§ Recorded data:
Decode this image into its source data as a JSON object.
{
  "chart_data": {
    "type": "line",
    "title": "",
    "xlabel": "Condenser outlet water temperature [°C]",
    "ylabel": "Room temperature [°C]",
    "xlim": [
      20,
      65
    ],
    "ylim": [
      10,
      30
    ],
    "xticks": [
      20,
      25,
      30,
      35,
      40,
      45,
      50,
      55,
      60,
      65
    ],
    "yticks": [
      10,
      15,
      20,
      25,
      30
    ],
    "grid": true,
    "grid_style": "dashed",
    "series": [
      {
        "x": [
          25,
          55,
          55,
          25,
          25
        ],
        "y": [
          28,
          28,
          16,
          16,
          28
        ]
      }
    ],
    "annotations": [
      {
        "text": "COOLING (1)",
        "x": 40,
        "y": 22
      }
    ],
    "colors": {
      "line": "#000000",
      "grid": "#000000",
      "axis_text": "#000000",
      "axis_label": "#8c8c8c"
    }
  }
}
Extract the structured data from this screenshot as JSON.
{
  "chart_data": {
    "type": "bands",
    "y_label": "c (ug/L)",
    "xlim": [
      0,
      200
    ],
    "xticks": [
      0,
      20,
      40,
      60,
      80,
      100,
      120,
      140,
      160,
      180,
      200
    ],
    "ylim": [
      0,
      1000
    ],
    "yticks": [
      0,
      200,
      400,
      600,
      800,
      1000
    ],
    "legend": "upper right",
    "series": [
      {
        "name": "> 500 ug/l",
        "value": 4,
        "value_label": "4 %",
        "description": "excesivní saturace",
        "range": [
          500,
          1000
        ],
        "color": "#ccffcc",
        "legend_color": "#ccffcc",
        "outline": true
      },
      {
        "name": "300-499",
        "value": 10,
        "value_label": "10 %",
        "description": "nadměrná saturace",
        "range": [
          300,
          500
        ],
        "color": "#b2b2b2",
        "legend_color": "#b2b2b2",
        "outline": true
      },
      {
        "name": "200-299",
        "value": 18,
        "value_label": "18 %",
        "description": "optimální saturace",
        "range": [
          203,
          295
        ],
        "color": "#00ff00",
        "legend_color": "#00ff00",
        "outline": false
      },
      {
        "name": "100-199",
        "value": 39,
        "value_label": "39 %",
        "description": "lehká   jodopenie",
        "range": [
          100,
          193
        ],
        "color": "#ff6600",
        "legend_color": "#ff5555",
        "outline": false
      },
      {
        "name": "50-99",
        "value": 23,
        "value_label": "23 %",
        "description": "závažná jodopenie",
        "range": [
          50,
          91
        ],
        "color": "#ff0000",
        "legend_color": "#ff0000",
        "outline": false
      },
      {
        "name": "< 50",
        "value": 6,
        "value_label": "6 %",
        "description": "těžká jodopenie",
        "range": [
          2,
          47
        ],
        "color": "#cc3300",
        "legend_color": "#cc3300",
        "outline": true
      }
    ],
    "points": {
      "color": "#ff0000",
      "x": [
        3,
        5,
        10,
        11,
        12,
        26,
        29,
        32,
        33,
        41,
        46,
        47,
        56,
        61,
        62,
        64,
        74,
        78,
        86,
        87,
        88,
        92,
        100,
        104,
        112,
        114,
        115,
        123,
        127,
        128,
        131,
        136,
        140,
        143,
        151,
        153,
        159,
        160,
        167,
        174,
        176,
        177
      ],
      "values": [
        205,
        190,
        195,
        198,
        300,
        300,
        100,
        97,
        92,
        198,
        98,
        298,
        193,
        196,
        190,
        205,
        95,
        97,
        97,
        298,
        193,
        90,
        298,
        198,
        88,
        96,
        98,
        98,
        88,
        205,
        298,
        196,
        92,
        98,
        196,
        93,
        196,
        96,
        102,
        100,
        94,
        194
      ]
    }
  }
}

§ Instruction: Reproduce each entry exactly, leaving out nothing.

§ Full solution:
Decode this image into its source data as a JSON object.
{
  "chart_data": {
    "type": "line",
    "title": "",
    "xlabel": "Condenser outlet water temperature [°C]",
    "ylabel": "Room temperature [°C]",
    "xlim": [
      20,
      65
    ],
    "ylim": [
      10,
      30
    ],
    "xticks": [
      20,
      25,
      30,
      35,
      40,
      45,
      50,
      55,
      60,
      65
    ],
    "yticks": [
      10,
      15,
      20,
      25,
      30
    ],
    "grid": true,
    "grid_style": "dashed",
    "series": [
      {
        "x": [
          25,
          55,
          55,
          25,
          25
        ],
        "y": [
          28,
          28,
          16,
          16,
          28
        ]
      }
    ],
    "annotations": [
      {
        "text": "COOLING (1)",
        "x": 40,
        "y": 22
      }
    ],
    "colors": {
      "line": "#000000",
      "grid": "#000000",
      "axis_text": "#000000",
      "axis_label": "#8c8c8c"
    }
  }
}
Extract the structured data from this screenshot as JSON.
{
  "chart_data": {
    "type": "bands",
    "y_label": "c (ug/L)",
    "xlim": [
      0,
      200
    ],
    "xticks": [
      0,
      20,
      40,
      60,
      80,
      100,
      120,
      140,
      160,
      180,
      200
    ],
    "ylim": [
      0,
      1000
    ],
    "yticks": [
      0,
      200,
      400,
      600,
      800,
      1000
    ],
    "legend": "upper right",
    "series": [
      {
        "name": "> 500 ug/l",
        "value": 4,
        "value_label": "4 %",
        "description": "excesivní saturace",
        "range": [
          500,
          1000
        ],
        "color": "#ccffcc",
        "legend_color": "#ccffcc",
        "outline": true
      },
      {
        "name": "300-499",
        "value": 10,
        "value_label": "10 %",
        "description": "nadměrná saturace",
        "range": [
          300,
          500
        ],
        "color": "#b2b2b2",
        "legend_color": "#b2b2b2",
        "outline": true
      },
      {
        "name": "200-299",
        "value": 18,
        "value_label": "18 %",
        "description": "optimální saturace",
        "range": [
          203,
          295
        ],
        "color": "#00ff00",
        "legend_color": "#00ff00",
        "outline": false
      },
      {
        "name": "100-199",
        "value": 39,
        "value_label": "39 %",
        "description": "lehká   jodopenie",
        "range": [
          100,
          193
        ],
        "color": "#ff6600",
        "legend_color": "#ff5555",
        "outline": false
      },
      {
        "name": "50-99",
        "value": 23,
        "value_label": "23 %",
        "description": "závažná jodopenie",
        "range": [
          50,
          91
        ],
        "color": "#ff0000",
        "legend_color": "#ff0000",
        "outline": false
      },
      {
        "name": "< 50",
        "value": 6,
        "value_label": "6 %",
        "description": "těžká jodopenie",
        "range": [
          2,
          47
        ],
        "color": "#cc3300",
        "legend_color": "#cc3300",
        "outline": true
      }
    ],
    "points": {
      "color": "#ff0000",
      "x": [
        3,
        5,
        10,
        11,
        12,
        26,
        29,
        32,
        33,
        41,
        46,
        47,
        56,
        61,
        62,
        64,
        74,
        78,
        86,
        87,
        88,
        92,
        100,
        104,
        112,
        114,
        115,
        123,
        127,
        128,
        131,
        136,
        140,
        143,
        151,
        153,
        159,
        160,
        167,
        174,
        176,
        177
      ],
      "values": [
        205,
        190,
        195,
        198,
        300,
        300,
        100,
        97,
        92,
        198,
        98,
        298,
        193,
        196,
        190,
        205,
        95,
        97,
        97,
        298,
        193,
        90,
        298,
        198,
        88,
        96,
        98,
        98,
        88,
        205,
        298,
        196,
        92,
        98,
        196,
        93,
        196,
        96,
        102,
        100,
        94,
        194
      ]
    }
  }
}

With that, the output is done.